_Do this_
Write out the entries verbatim and leave the images out of the copy.

_Records supplied_

## START

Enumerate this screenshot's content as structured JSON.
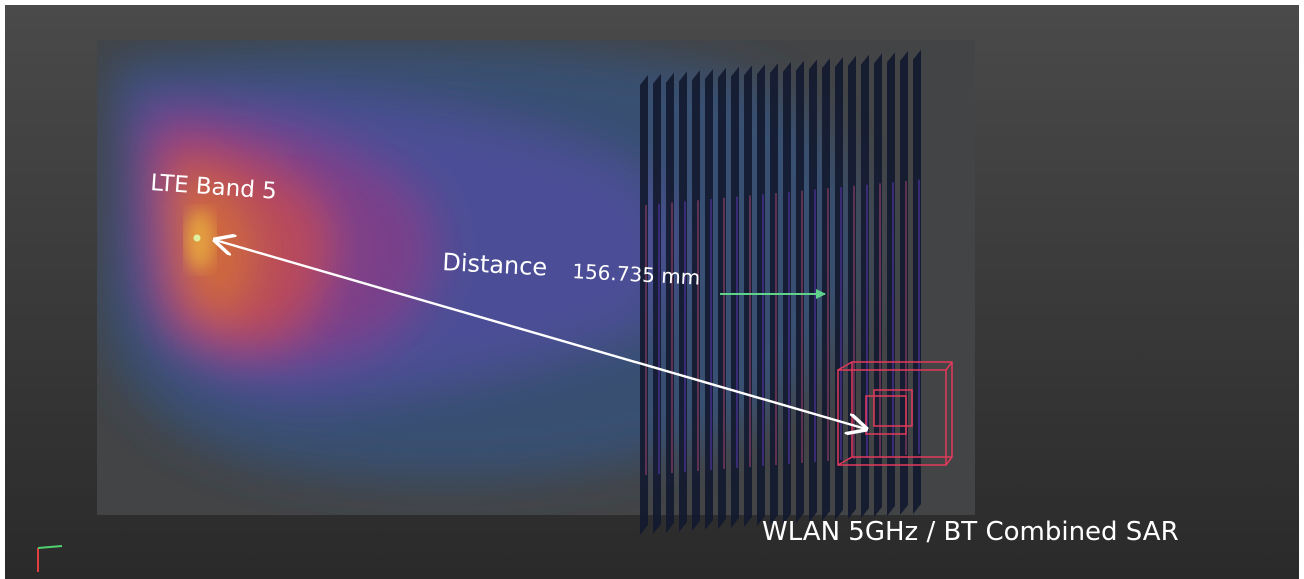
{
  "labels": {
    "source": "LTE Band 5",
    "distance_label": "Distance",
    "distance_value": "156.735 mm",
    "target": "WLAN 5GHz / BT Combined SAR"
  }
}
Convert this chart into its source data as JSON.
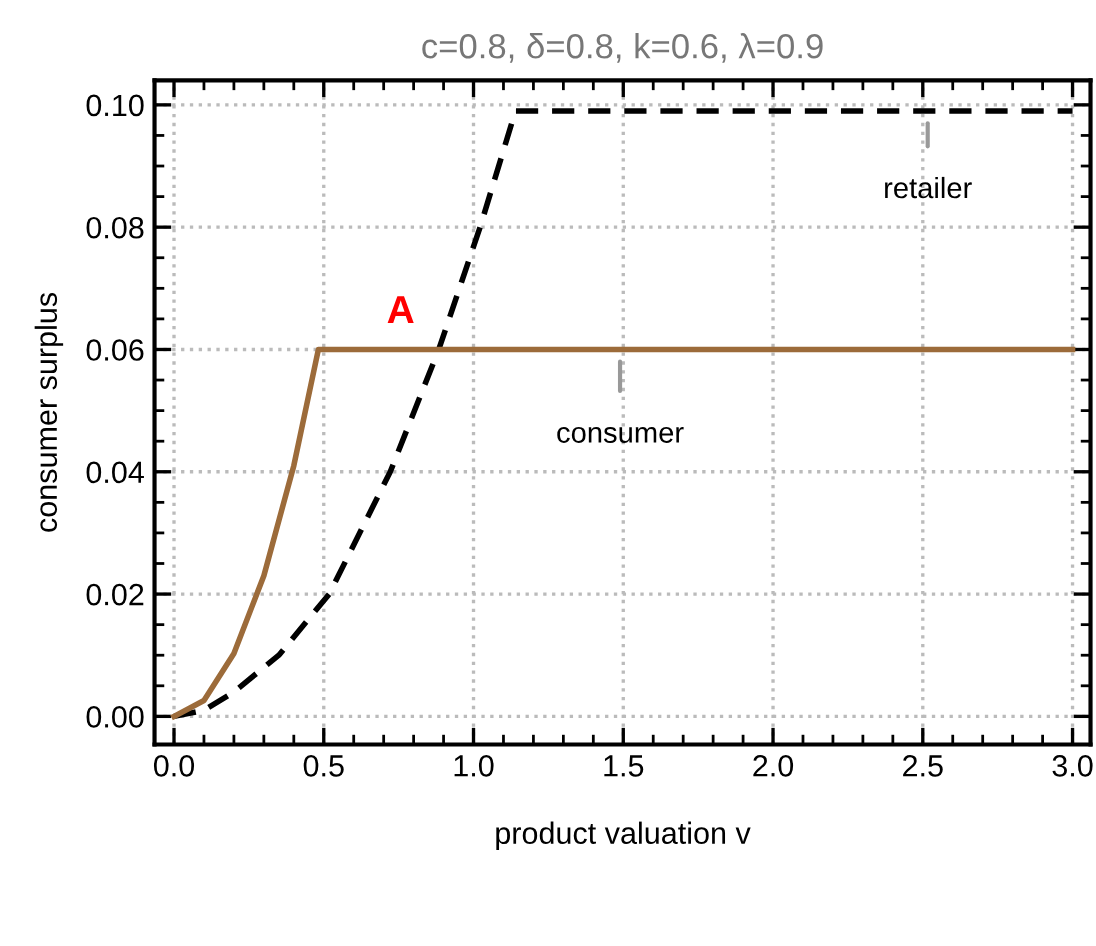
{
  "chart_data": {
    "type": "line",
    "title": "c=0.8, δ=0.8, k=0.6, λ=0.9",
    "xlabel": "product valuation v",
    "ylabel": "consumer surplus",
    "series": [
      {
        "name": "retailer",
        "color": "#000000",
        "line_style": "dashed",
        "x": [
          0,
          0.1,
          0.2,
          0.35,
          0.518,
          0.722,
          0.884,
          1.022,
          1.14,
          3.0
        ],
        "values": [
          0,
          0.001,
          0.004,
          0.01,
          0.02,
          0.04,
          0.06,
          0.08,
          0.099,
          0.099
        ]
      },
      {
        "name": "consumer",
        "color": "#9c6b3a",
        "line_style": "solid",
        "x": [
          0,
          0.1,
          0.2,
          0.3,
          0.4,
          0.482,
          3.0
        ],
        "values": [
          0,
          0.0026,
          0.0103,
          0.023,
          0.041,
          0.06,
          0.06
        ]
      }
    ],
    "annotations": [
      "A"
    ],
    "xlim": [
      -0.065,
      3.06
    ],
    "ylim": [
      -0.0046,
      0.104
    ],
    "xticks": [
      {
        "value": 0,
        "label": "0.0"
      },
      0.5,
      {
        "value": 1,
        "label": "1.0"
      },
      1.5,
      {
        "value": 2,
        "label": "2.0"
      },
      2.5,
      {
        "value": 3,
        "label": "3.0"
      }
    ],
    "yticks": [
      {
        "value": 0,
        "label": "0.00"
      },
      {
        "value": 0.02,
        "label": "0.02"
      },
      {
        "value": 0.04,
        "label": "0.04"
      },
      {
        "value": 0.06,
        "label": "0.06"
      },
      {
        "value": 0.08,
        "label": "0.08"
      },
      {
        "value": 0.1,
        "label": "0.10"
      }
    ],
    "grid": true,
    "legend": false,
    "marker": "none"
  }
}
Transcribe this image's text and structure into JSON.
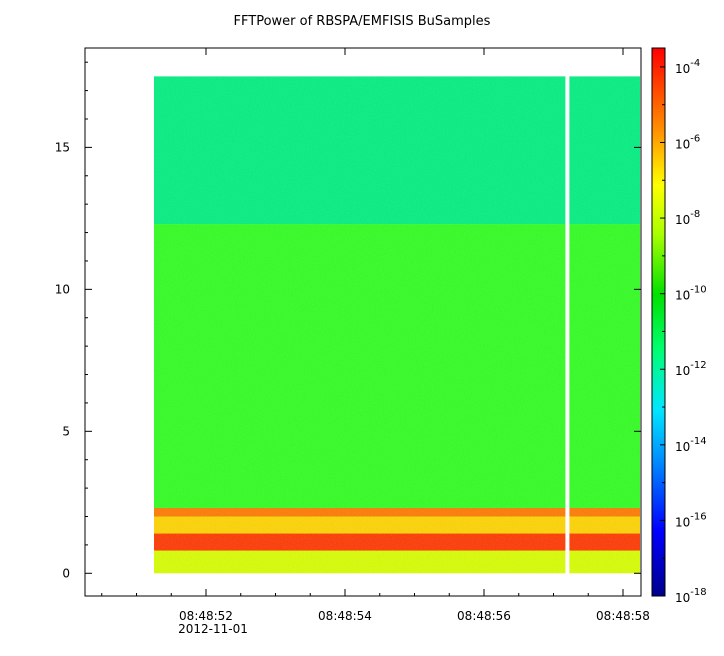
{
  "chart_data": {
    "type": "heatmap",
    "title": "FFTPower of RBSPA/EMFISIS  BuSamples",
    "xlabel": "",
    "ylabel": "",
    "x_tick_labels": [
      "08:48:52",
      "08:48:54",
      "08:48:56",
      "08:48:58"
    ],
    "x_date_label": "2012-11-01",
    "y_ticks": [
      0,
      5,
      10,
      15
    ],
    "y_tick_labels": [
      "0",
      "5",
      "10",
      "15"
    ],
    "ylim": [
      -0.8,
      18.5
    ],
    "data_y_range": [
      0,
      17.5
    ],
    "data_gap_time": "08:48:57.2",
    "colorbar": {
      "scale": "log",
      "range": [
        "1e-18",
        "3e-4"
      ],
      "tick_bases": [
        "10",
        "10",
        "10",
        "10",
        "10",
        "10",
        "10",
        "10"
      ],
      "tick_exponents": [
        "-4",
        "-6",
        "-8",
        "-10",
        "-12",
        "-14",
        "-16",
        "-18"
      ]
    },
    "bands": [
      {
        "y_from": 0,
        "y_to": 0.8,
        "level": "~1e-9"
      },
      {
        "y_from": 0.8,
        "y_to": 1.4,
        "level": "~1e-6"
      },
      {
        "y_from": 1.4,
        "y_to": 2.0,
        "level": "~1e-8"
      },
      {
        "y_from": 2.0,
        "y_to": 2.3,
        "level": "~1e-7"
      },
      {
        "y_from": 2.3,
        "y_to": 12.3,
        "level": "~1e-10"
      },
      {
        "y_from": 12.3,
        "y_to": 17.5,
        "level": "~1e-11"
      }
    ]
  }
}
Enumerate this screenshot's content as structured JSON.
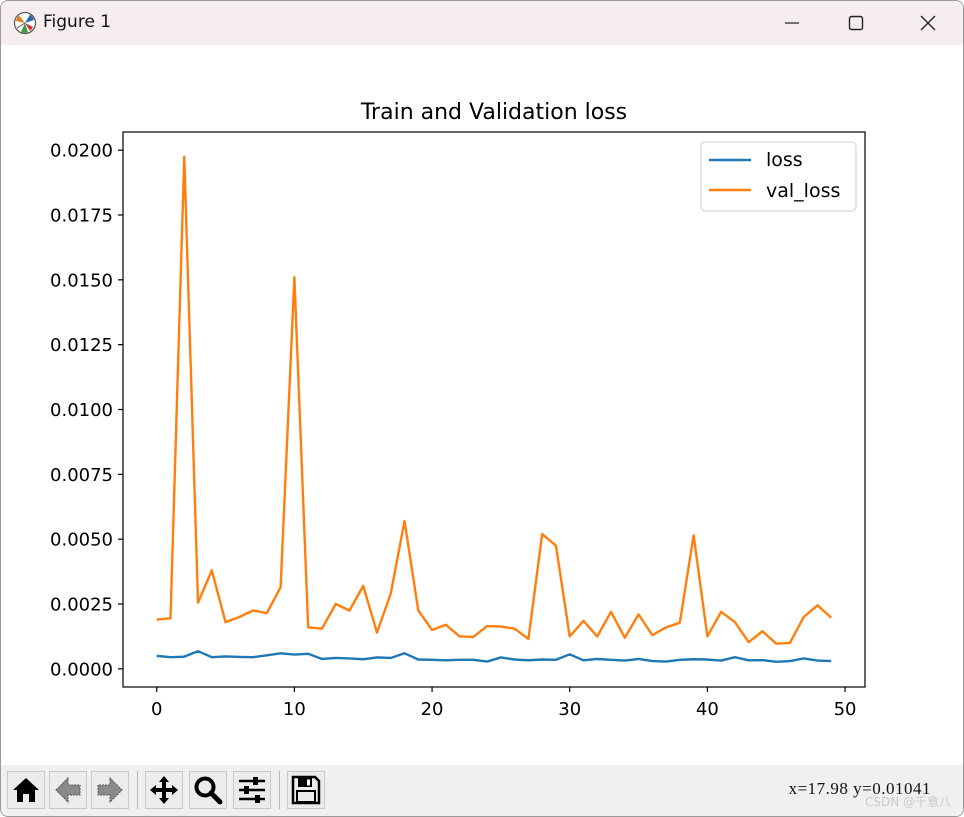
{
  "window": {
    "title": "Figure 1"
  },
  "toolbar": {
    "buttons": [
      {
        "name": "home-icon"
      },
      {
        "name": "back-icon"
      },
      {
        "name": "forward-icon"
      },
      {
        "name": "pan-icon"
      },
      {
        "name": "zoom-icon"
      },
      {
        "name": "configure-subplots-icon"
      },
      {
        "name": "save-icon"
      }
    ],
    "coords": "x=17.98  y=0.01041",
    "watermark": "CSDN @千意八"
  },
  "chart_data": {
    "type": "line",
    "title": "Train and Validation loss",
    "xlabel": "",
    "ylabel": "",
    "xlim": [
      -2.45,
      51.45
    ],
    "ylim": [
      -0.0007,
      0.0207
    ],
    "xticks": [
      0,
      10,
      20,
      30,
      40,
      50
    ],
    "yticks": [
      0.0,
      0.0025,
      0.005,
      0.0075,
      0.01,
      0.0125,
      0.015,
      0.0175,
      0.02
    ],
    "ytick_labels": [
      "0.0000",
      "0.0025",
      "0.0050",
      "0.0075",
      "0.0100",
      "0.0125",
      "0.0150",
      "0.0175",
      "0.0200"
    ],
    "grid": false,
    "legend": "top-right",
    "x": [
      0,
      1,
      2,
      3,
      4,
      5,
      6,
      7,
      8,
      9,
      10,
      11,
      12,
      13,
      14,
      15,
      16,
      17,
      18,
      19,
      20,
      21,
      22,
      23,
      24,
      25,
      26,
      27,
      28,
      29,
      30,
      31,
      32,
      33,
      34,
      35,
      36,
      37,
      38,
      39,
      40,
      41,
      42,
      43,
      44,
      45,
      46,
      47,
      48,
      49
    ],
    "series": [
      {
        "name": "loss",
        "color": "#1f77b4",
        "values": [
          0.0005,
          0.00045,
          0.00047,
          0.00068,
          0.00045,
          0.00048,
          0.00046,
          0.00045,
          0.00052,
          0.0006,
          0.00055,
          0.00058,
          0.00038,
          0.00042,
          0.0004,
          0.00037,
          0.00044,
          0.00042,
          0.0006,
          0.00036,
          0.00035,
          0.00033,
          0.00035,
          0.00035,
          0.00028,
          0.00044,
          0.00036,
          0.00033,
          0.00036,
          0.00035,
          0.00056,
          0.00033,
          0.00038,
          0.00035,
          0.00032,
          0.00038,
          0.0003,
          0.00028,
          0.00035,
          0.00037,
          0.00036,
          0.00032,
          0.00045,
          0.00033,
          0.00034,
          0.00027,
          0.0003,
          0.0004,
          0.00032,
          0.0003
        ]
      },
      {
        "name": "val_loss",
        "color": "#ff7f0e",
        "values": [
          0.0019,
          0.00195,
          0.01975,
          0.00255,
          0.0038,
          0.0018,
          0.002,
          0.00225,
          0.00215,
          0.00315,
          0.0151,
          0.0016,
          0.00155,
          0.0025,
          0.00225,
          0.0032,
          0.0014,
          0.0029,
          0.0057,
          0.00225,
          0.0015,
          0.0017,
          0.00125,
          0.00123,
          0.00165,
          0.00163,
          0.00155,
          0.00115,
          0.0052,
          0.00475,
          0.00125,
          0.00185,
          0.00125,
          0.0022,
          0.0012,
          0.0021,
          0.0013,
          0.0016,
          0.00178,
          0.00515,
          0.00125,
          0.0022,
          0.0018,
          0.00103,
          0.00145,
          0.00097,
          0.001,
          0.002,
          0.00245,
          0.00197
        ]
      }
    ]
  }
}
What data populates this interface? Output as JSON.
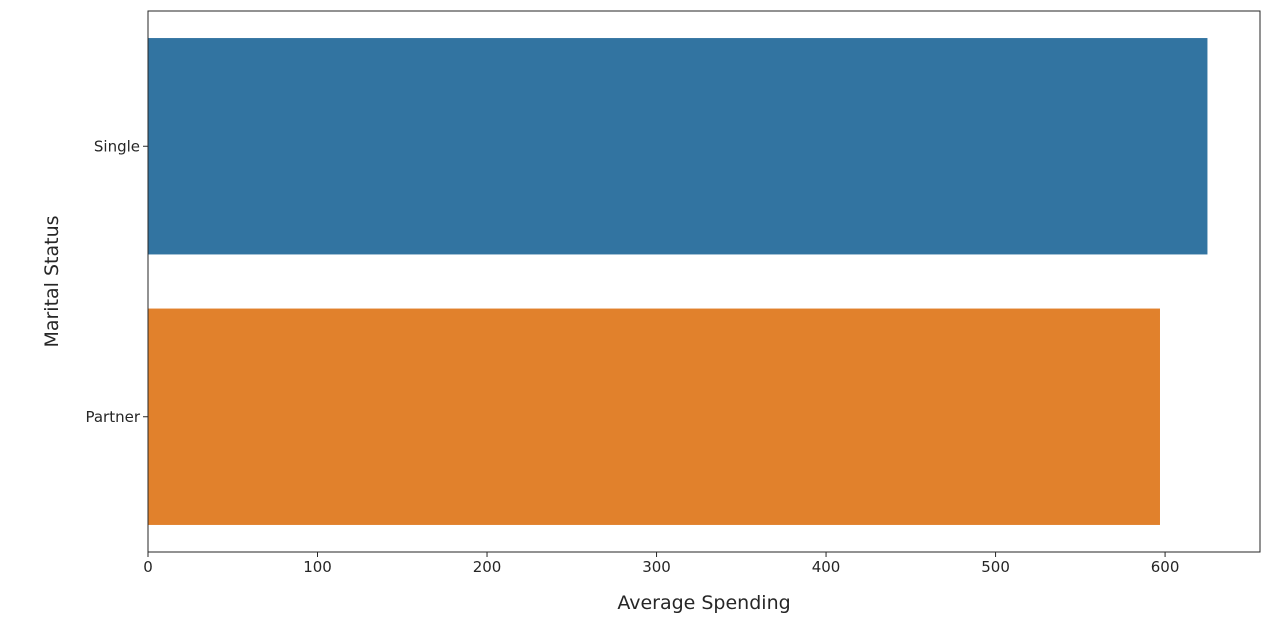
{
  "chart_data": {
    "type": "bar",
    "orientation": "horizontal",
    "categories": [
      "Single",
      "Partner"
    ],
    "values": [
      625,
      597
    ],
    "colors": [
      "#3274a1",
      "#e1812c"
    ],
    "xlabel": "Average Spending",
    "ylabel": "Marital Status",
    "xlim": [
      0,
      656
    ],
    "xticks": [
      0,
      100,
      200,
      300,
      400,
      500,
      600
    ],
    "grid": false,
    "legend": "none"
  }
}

## END

_Reply to the exercise_
Enumerate this screenshot's content as structured JSON.
{
  "labels": {
    "source": "LTE Band 5",
    "distance_label": "Distance",
    "distance_value": "156.735 mm",
    "target": "WLAN 5GHz / BT Combined SAR"
  }
}
Convert this chart into its source data as JSON.
{
  "chart_data": {
    "type": "line",
    "title": "c=0.8, δ=0.8, k=0.6, λ=0.9",
    "xlabel": "product valuation v",
    "ylabel": "consumer surplus",
    "series": [
      {
        "name": "retailer",
        "color": "#000000",
        "line_style": "dashed",
        "x": [
          0,
          0.1,
          0.2,
          0.35,
          0.518,
          0.722,
          0.884,
          1.022,
          1.14,
          3.0
        ],
        "values": [
          0,
          0.001,
          0.004,
          0.01,
          0.02,
          0.04,
          0.06,
          0.08,
          0.099,
          0.099
        ]
      },
      {
        "name": "consumer",
        "color": "#9c6b3a",
        "line_style": "solid",
        "x": [
          0,
          0.1,
          0.2,
          0.3,
          0.4,
          0.482,
          3.0
        ],
        "values": [
          0,
          0.0026,
          0.0103,
          0.023,
          0.041,
          0.06,
          0.06
        ]
      }
    ],
    "annotations": [
      "A"
    ],
    "xlim": [
      -0.065,
      3.06
    ],
    "ylim": [
      -0.0046,
      0.104
    ],
    "xticks": [
      {
        "value": 0,
        "label": "0.0"
      },
      0.5,
      {
        "value": 1,
        "label": "1.0"
      },
      1.5,
      {
        "value": 2,
        "label": "2.0"
      },
      2.5,
      {
        "value": 3,
        "label": "3.0"
      }
    ],
    "yticks": [
      {
        "value": 0,
        "label": "0.00"
      },
      {
        "value": 0.02,
        "label": "0.02"
      },
      {
        "value": 0.04,
        "label": "0.04"
      },
      {
        "value": 0.06,
        "label": "0.06"
      },
      {
        "value": 0.08,
        "label": "0.08"
      },
      {
        "value": 0.1,
        "label": "0.10"
      }
    ],
    "grid": true,
    "legend": false,
    "marker": "none"
  }
}
Transcribe this image's text and structure into JSON.
{
  "chart_data": {
    "type": "heatmap",
    "title": "FFTPower of RBSPA/EMFISIS  BuSamples",
    "xlabel": "",
    "ylabel": "",
    "x_tick_labels": [
      "08:48:52",
      "08:48:54",
      "08:48:56",
      "08:48:58"
    ],
    "x_date_label": "2012-11-01",
    "y_ticks": [
      0,
      5,
      10,
      15
    ],
    "y_tick_labels": [
      "0",
      "5",
      "10",
      "15"
    ],
    "ylim": [
      -0.8,
      18.5
    ],
    "data_y_range": [
      0,
      17.5
    ],
    "data_gap_time": "08:48:57.2",
    "colorbar": {
      "scale": "log",
      "range": [
        "1e-18",
        "3e-4"
      ],
      "tick_bases": [
        "10",
        "10",
        "10",
        "10",
        "10",
        "10",
        "10",
        "10"
      ],
      "tick_exponents": [
        "-4",
        "-6",
        "-8",
        "-10",
        "-12",
        "-14",
        "-16",
        "-18"
      ]
    },
    "bands": [
      {
        "y_from": 0,
        "y_to": 0.8,
        "level": "~1e-9"
      },
      {
        "y_from": 0.8,
        "y_to": 1.4,
        "level": "~1e-6"
      },
      {
        "y_from": 1.4,
        "y_to": 2.0,
        "level": "~1e-8"
      },
      {
        "y_from": 2.0,
        "y_to": 2.3,
        "level": "~1e-7"
      },
      {
        "y_from": 2.3,
        "y_to": 12.3,
        "level": "~1e-10"
      },
      {
        "y_from": 12.3,
        "y_to": 17.5,
        "level": "~1e-11"
      }
    ]
  }
}
Enumerate this screenshot's content as structured JSON.
{
  "window": {
    "title": "Figure 1"
  },
  "toolbar": {
    "buttons": [
      {
        "name": "home-icon"
      },
      {
        "name": "back-icon"
      },
      {
        "name": "forward-icon"
      },
      {
        "name": "pan-icon"
      },
      {
        "name": "zoom-icon"
      },
      {
        "name": "configure-subplots-icon"
      },
      {
        "name": "save-icon"
      }
    ],
    "coords": "x=17.98  y=0.01041",
    "watermark": "CSDN @千意八"
  },
  "chart_data": {
    "type": "line",
    "title": "Train and Validation loss",
    "xlabel": "",
    "ylabel": "",
    "xlim": [
      -2.45,
      51.45
    ],
    "ylim": [
      -0.0007,
      0.0207
    ],
    "xticks": [
      0,
      10,
      20,
      30,
      40,
      50
    ],
    "yticks": [
      0.0,
      0.0025,
      0.005,
      0.0075,
      0.01,
      0.0125,
      0.015,
      0.0175,
      0.02
    ],
    "ytick_labels": [
      "0.0000",
      "0.0025",
      "0.0050",
      "0.0075",
      "0.0100",
      "0.0125",
      "0.0150",
      "0.0175",
      "0.0200"
    ],
    "grid": false,
    "legend": "top-right",
    "x": [
      0,
      1,
      2,
      3,
      4,
      5,
      6,
      7,
      8,
      9,
      10,
      11,
      12,
      13,
      14,
      15,
      16,
      17,
      18,
      19,
      20,
      21,
      22,
      23,
      24,
      25,
      26,
      27,
      28,
      29,
      30,
      31,
      32,
      33,
      34,
      35,
      36,
      37,
      38,
      39,
      40,
      41,
      42,
      43,
      44,
      45,
      46,
      47,
      48,
      49
    ],
    "series": [
      {
        "name": "loss",
        "color": "#1f77b4",
        "values": [
          0.0005,
          0.00045,
          0.00047,
          0.00068,
          0.00045,
          0.00048,
          0.00046,
          0.00045,
          0.00052,
          0.0006,
          0.00055,
          0.00058,
          0.00038,
          0.00042,
          0.0004,
          0.00037,
          0.00044,
          0.00042,
          0.0006,
          0.00036,
          0.00035,
          0.00033,
          0.00035,
          0.00035,
          0.00028,
          0.00044,
          0.00036,
          0.00033,
          0.00036,
          0.00035,
          0.00056,
          0.00033,
          0.00038,
          0.00035,
          0.00032,
          0.00038,
          0.0003,
          0.00028,
          0.00035,
          0.00037,
          0.00036,
          0.00032,
          0.00045,
          0.00033,
          0.00034,
          0.00027,
          0.0003,
          0.0004,
          0.00032,
          0.0003
        ]
      },
      {
        "name": "val_loss",
        "color": "#ff7f0e",
        "values": [
          0.0019,
          0.00195,
          0.01975,
          0.00255,
          0.0038,
          0.0018,
          0.002,
          0.00225,
          0.00215,
          0.00315,
          0.0151,
          0.0016,
          0.00155,
          0.0025,
          0.00225,
          0.0032,
          0.0014,
          0.0029,
          0.0057,
          0.00225,
          0.0015,
          0.0017,
          0.00125,
          0.00123,
          0.00165,
          0.00163,
          0.00155,
          0.00115,
          0.0052,
          0.00475,
          0.00125,
          0.00185,
          0.00125,
          0.0022,
          0.0012,
          0.0021,
          0.0013,
          0.0016,
          0.00178,
          0.00515,
          0.00125,
          0.0022,
          0.0018,
          0.00103,
          0.00145,
          0.00097,
          0.001,
          0.002,
          0.00245,
          0.00197
        ]
      }
    ]
  }
}
What data populates this interface? Output as JSON.
{
  "chart_data": {
    "type": "bar",
    "orientation": "horizontal",
    "categories": [
      "Single",
      "Partner"
    ],
    "values": [
      625,
      597
    ],
    "colors": [
      "#3274a1",
      "#e1812c"
    ],
    "xlabel": "Average Spending",
    "ylabel": "Marital Status",
    "xlim": [
      0,
      656
    ],
    "xticks": [
      0,
      100,
      200,
      300,
      400,
      500,
      600
    ],
    "grid": false,
    "legend": "none"
  }
}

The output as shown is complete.